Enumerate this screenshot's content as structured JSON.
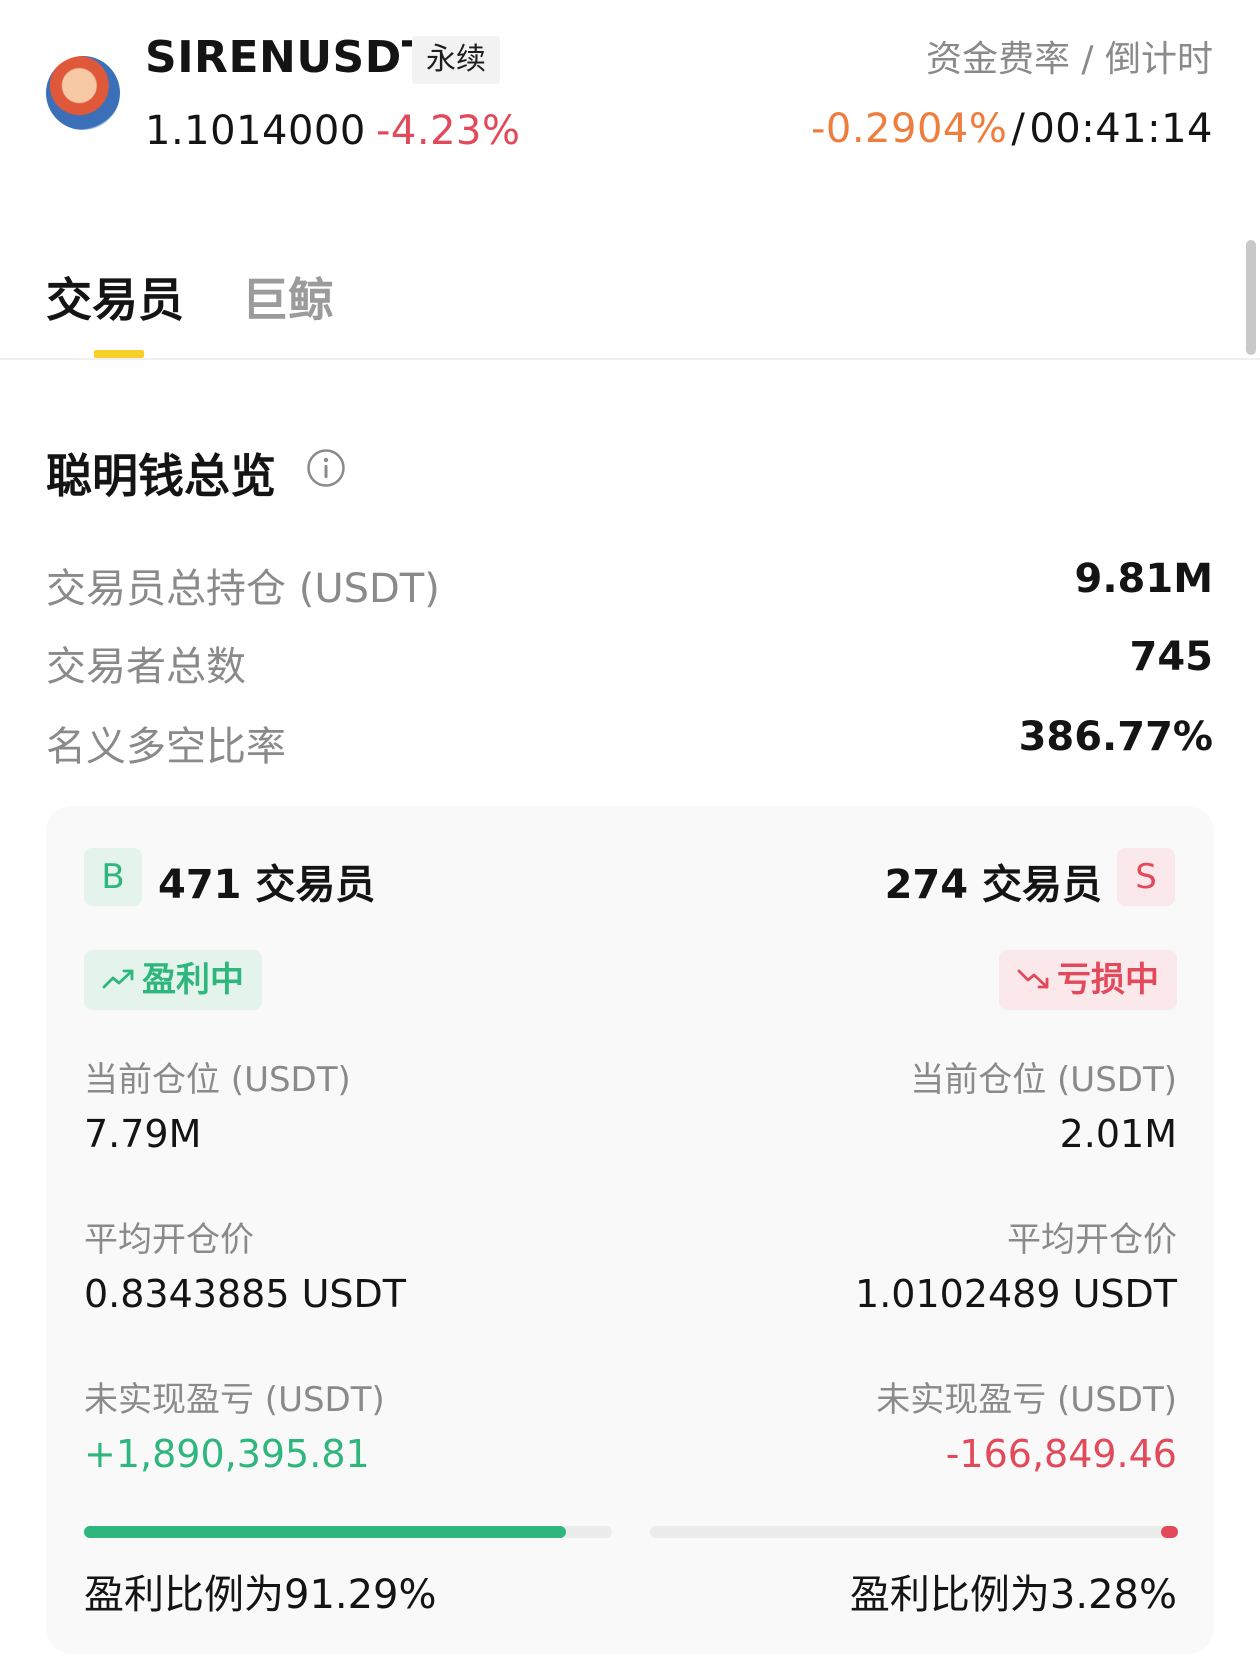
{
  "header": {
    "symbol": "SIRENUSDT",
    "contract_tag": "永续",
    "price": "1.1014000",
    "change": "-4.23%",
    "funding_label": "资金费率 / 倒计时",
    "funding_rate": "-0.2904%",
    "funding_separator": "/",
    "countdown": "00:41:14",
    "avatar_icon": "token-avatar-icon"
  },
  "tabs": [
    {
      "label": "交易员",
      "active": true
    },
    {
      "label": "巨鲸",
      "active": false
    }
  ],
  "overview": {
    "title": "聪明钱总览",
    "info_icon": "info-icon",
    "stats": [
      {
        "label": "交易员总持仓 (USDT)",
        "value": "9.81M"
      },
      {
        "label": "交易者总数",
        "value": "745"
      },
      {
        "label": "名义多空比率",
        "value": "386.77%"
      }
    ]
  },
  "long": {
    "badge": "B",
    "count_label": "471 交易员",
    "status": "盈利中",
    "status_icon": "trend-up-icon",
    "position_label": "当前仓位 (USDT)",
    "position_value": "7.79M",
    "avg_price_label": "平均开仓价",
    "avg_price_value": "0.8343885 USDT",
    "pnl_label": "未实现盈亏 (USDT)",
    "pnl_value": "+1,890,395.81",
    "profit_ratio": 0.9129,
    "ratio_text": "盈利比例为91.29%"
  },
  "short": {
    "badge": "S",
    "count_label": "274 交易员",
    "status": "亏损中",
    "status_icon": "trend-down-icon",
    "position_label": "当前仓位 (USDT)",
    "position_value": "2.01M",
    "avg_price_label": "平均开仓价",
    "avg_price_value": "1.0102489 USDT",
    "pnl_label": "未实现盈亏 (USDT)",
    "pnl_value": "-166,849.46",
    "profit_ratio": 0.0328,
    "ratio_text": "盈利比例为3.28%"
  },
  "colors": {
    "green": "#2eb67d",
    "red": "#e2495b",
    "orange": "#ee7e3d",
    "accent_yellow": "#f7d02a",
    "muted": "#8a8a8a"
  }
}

EXERCISE DETAILS:
Extract all lines containing the word "trend".

ANSWER TO THIS PROBLEM:
    "status_icon": "trend-up-icon",
    "status_icon": "trend-down-icon",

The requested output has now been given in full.